Rapid structure-activity and selectivity analysis of kinase inhibitors by BioMAP analysis in complex human primary cell-based models.

Authors: Kunkel EJ, Plavec I, Nguyen D, Melrose J, Rosler ES, Kao LT, Wang Y, Hytopoulos E, Bishop AC, Bateman R, Shokat KM, Butcher EC, Berg EL.
Publisher/Year: Assay and Drug Development Technologies. 2004;2(4):431–441.
Pub Med ID/Journal ID: PMID: 15357924

Abstract

Rapid, quantitative methods for characterizing the biological activities of kinase inhibitors in complex human cell systems could allow the biological consequences of differential target selectivity to be monitored early in development, improving the selection of drug candidates. We have previously shown that Biologically Multiplexed Activity Profiling (BioMAP) permits rapid characterization of drug function based on statistical analysis of protein expression data sets from complex primary human cellbased models of disease biology. Here, using four such model systems containing primary human endothelial cells and peripheral blood mononuclear cells in which multiple signaling pathways relevant to inflammation and immune responses are simultaneously activated, we demonstrate that BioMAP analysis can detect and distinguish a wide range of inhibitors directed against different kinase targets. Using a panel of p38 mitogen-activated protein kinase antagonists as a test set, we show further that related compounds can be distinguished by unique features of the biological responses they induce in complex systems, and can be classified according to their induction of shared (on-target) and secondary activities. Statistical comparisons of quantitative BioMAP profiles and analysis of profile features allow correlation of induced biological effects with chemical structure and mapping of biological responses to chemical series or substituents on a common scaffold. Integration of automated BioMAP analysis for prioritization of hits and for structure-activity relationship studies may improve and accelerate the design and selection of optimal therapeutic candidates.
########################################
■ Actions to take:
**a.** Using the BioMAP abstract, mark each statement yes or no and quote the exact words of the text that decide it: (i) the study used four model systems; (ii) the test set was a panel of JNK antagonists; (iii) the work appeared in Assay and Drug Development Technologies in 2004.
**b.** Duplicate the stretch of the BioMAP abstract from "Rapid structure-activity and" through "Development Technologies. 2004;2(4):431–441.".
The data has no role in this work.

■ Record extracts:
########################################
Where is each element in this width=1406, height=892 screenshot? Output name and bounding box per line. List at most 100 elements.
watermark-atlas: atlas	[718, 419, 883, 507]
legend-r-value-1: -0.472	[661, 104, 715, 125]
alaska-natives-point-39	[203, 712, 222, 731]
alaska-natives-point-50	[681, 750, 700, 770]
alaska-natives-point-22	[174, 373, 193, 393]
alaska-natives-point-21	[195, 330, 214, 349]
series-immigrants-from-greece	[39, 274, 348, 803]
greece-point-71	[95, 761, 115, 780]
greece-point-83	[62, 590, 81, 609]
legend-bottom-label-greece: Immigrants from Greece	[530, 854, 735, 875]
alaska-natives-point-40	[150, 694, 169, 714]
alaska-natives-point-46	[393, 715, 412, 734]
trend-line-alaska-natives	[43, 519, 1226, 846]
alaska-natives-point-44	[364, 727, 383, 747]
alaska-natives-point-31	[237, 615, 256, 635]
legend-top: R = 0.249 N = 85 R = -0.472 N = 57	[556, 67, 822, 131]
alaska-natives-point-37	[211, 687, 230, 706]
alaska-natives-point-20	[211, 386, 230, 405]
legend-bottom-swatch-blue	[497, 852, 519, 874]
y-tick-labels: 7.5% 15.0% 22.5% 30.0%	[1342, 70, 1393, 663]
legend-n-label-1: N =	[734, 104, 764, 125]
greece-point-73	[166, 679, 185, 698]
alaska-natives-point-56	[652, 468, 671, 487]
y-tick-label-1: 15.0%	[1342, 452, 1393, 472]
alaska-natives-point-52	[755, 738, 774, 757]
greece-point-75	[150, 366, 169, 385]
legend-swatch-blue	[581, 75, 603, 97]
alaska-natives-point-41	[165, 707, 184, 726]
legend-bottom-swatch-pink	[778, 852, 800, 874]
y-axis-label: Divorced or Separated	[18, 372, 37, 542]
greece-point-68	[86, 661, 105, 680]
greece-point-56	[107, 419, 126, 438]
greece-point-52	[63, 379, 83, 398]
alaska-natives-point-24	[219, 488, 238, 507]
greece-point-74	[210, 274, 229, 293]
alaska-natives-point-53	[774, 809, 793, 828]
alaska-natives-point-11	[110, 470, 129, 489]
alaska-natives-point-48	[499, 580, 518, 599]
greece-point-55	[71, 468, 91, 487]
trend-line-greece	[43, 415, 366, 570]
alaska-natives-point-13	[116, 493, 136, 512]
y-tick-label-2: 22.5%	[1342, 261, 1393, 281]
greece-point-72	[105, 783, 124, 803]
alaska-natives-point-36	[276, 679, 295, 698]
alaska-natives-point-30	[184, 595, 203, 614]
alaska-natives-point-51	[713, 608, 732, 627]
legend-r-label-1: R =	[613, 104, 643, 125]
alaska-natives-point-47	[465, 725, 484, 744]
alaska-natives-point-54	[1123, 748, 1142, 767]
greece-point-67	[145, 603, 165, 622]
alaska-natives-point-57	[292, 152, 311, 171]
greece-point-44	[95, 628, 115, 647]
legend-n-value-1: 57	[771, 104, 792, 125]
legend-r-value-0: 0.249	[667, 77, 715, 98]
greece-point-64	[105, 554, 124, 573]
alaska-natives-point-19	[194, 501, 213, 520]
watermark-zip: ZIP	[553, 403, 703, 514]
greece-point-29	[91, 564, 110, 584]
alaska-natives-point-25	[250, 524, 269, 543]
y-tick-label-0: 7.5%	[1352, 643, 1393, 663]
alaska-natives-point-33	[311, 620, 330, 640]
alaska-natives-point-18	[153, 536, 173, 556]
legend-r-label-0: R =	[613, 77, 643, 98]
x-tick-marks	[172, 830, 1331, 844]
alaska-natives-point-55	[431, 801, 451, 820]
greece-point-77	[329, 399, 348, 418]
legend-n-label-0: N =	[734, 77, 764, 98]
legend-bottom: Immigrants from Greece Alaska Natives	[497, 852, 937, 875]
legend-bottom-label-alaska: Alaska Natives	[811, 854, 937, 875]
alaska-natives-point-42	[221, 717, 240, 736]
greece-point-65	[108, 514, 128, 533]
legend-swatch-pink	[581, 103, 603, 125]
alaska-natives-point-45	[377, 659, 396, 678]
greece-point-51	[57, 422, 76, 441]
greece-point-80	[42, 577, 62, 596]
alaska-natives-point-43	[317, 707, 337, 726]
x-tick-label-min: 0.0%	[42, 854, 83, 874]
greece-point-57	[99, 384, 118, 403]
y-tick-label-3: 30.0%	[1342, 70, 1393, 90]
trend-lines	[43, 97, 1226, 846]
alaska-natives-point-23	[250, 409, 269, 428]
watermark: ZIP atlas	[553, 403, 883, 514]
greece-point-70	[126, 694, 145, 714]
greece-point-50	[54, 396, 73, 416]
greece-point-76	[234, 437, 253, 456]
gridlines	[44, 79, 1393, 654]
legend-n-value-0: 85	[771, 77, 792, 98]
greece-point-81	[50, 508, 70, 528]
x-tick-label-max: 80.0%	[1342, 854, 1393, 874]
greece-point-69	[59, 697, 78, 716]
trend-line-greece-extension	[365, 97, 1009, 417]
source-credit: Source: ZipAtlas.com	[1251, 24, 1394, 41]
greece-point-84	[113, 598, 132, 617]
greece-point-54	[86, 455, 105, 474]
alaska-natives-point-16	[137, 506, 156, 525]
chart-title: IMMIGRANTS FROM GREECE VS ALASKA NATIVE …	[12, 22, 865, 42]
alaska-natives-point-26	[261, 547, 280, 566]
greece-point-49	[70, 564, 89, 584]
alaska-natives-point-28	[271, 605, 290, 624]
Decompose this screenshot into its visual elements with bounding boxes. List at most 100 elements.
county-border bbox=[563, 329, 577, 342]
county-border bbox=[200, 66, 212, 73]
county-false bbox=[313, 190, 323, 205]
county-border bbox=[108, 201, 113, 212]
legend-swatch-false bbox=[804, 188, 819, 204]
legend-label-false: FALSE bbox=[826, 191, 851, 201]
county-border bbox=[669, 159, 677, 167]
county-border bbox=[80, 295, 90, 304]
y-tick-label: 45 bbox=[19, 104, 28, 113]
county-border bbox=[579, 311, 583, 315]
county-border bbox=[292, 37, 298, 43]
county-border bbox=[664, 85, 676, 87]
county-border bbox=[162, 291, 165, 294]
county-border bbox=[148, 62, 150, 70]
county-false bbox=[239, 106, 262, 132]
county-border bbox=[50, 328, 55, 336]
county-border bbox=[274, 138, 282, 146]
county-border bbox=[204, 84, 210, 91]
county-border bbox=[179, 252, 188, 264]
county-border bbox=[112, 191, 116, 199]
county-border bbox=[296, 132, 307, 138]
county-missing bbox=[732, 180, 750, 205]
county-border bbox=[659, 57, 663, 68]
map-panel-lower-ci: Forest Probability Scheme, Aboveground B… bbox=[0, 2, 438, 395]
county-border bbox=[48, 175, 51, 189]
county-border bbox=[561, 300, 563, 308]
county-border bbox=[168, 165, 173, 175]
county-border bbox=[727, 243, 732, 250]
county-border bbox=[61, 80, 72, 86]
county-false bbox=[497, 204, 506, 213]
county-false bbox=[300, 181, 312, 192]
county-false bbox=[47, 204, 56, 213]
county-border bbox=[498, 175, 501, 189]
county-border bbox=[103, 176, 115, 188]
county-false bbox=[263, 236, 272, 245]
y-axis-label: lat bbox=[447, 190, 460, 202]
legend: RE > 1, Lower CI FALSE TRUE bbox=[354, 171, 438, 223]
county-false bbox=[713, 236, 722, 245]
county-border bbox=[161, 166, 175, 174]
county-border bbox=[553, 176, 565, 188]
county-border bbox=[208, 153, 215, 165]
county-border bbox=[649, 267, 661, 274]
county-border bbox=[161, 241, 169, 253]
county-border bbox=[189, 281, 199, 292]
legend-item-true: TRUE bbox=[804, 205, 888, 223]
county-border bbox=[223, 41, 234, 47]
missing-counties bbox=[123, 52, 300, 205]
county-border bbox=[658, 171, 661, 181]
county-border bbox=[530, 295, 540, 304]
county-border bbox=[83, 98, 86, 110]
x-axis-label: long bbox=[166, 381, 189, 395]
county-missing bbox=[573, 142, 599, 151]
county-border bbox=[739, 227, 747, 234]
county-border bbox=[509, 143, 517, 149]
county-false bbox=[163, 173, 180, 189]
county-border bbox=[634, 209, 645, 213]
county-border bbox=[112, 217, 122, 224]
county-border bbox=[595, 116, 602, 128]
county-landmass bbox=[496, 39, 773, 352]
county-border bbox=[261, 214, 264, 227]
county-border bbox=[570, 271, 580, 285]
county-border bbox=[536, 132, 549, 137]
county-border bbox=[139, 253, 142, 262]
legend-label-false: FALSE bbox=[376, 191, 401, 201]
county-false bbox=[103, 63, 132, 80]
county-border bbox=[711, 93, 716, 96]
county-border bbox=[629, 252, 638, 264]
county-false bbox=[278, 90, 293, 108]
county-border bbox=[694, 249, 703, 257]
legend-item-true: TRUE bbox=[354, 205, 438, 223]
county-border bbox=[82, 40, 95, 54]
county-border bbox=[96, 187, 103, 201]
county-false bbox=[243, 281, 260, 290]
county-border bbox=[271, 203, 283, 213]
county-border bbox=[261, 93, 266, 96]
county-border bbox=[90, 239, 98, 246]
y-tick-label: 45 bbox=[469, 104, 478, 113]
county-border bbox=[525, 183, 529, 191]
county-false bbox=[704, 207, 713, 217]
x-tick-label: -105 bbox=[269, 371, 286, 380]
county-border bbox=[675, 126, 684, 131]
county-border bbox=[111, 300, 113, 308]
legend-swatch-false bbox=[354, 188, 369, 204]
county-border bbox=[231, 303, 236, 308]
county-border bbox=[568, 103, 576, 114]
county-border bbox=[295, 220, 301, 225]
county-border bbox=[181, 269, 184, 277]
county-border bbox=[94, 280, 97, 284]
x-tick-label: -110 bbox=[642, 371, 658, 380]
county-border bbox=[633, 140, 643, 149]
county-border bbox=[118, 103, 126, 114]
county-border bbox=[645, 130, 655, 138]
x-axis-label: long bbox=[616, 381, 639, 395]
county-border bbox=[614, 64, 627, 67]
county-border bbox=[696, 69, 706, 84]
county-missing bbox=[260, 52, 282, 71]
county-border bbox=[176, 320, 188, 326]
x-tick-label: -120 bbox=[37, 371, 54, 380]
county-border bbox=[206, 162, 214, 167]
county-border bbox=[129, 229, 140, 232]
########################################
■ Solutions:
**a.**
(i) Yes: "using four such model systems containing primary human endothelial cells and peripheral blood mononuclear cells"
(ii) No: "Using a panel of p38 mitogen-activated protein kinase antagonists as a test set"
(iii) Yes: "Publisher/Year: Assay and Drug Development Technologies. 2004;2(4):431–441."

**b.**
Rapid structure-activity and selectivity analysis of kinase inhibitors by BioMAP analysis in complex human primary cell-based models.

Authors: Kunkel EJ, Plavec I, Nguyen D, Melrose J, Rosler ES, Kao LT, Wang Y, Hytopoulos E, Bishop AC, Bateman R, Shokat KM, Butcher EC, Berg EL.
Publisher/Year: Assay and Drug Development Technologies. 2004;2(4):431–441.